*TASK PROMPT*:
Identify and reproduce every line holding the string "Health".
####
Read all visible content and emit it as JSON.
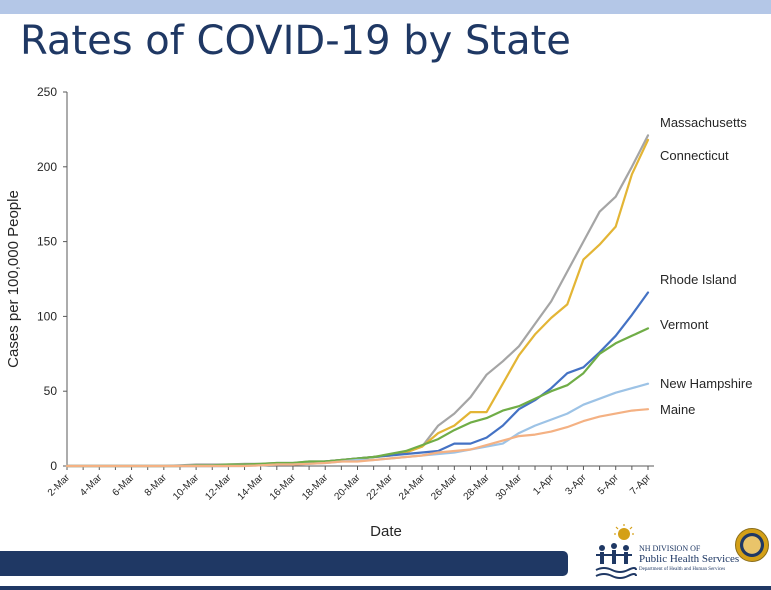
{
  "page": {
    "title": "Rates of COVID-19 by State"
  },
  "logo": {
    "line1": "NH DIVISION OF",
    "line2": "Public Health Services",
    "line3": "Department of Health and Human Services"
  },
  "colors": {
    "title": "#1f3864",
    "top_bar": "#b4c7e7",
    "footer": "#1f3864",
    "axis": "#595959",
    "text": "#262626"
  },
  "chart_data": {
    "type": "line",
    "title": "",
    "xlabel": "Date",
    "ylabel": "Cases per 100,000 People",
    "ylim": [
      0,
      250
    ],
    "yticks": [
      0,
      50,
      100,
      150,
      200,
      250
    ],
    "grid": false,
    "legend": "inline-right",
    "x": [
      "2-Mar",
      "3-Mar",
      "4-Mar",
      "5-Mar",
      "6-Mar",
      "7-Mar",
      "8-Mar",
      "9-Mar",
      "10-Mar",
      "11-Mar",
      "12-Mar",
      "13-Mar",
      "14-Mar",
      "15-Mar",
      "16-Mar",
      "17-Mar",
      "18-Mar",
      "19-Mar",
      "20-Mar",
      "21-Mar",
      "22-Mar",
      "23-Mar",
      "24-Mar",
      "25-Mar",
      "26-Mar",
      "27-Mar",
      "28-Mar",
      "29-Mar",
      "30-Mar",
      "31-Mar",
      "1-Apr",
      "2-Apr",
      "3-Apr",
      "4-Apr",
      "5-Apr",
      "6-Apr",
      "7-Apr"
    ],
    "xtick_labels": [
      "2-Mar",
      "4-Mar",
      "6-Mar",
      "8-Mar",
      "10-Mar",
      "12-Mar",
      "14-Mar",
      "16-Mar",
      "18-Mar",
      "20-Mar",
      "22-Mar",
      "24-Mar",
      "26-Mar",
      "28-Mar",
      "30-Mar",
      "1-Apr",
      "3-Apr",
      "5-Apr",
      "7-Apr"
    ],
    "series": [
      {
        "name": "Massachusetts",
        "color": "#a5a5a5",
        "values": [
          0,
          0,
          0,
          0,
          0,
          0,
          0,
          0.5,
          1,
          1,
          1,
          1.5,
          1.5,
          2,
          2,
          3,
          3,
          4,
          5,
          6,
          7,
          9,
          13,
          27,
          35,
          46,
          61,
          70,
          80,
          95,
          110,
          130,
          150,
          170,
          180,
          200,
          221
        ]
      },
      {
        "name": "Connecticut",
        "color": "#e3b535",
        "values": [
          0,
          0,
          0,
          0,
          0,
          0,
          0,
          0,
          0,
          0,
          0.5,
          1,
          1,
          1,
          1.5,
          2,
          3,
          4,
          5,
          6,
          7,
          9,
          13,
          22,
          27,
          36,
          36,
          55,
          74,
          88,
          99,
          108,
          138,
          148,
          160,
          195,
          218
        ]
      },
      {
        "name": "Rhode Island",
        "color": "#4472c4",
        "values": [
          0,
          0,
          0,
          0,
          0,
          0,
          0,
          0,
          0,
          0,
          0,
          1,
          1,
          1,
          1,
          2,
          3,
          4,
          5,
          6,
          7,
          8,
          9,
          10,
          15,
          15,
          19,
          27,
          38,
          44,
          52,
          62,
          66,
          76,
          87,
          101,
          116
        ]
      },
      {
        "name": "Vermont",
        "color": "#70ad47",
        "values": [
          0,
          0,
          0,
          0,
          0,
          0,
          0,
          0,
          0.5,
          0.5,
          1,
          1,
          1.5,
          2,
          2,
          3,
          3,
          4,
          5,
          6,
          8,
          10,
          14,
          18,
          24,
          29,
          32,
          37,
          40,
          45,
          50,
          54,
          62,
          75,
          82,
          87,
          92
        ]
      },
      {
        "name": "New Hampshire",
        "color": "#9dc3e6",
        "values": [
          0,
          0,
          0,
          0,
          0,
          0,
          0,
          0,
          0,
          0,
          0,
          0,
          0.5,
          1,
          1,
          1.5,
          2,
          3,
          4,
          4,
          5,
          6,
          7,
          8,
          9,
          11,
          13,
          15,
          22,
          27,
          31,
          35,
          41,
          45,
          49,
          52,
          55
        ]
      },
      {
        "name": "Maine",
        "color": "#f4b183",
        "values": [
          0,
          0,
          0,
          0,
          0,
          0,
          0,
          0,
          0,
          0,
          0,
          0,
          0.5,
          1,
          1,
          1.5,
          2,
          3,
          3,
          4,
          5,
          6,
          7,
          9,
          10,
          11,
          14,
          17,
          20,
          21,
          23,
          26,
          30,
          33,
          35,
          37,
          38
        ]
      }
    ]
  }
}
####
*RESULT OF THE EXERCISE*:
    "line2": "Public Health Services",
    "line3": "Department of Health and Human Services"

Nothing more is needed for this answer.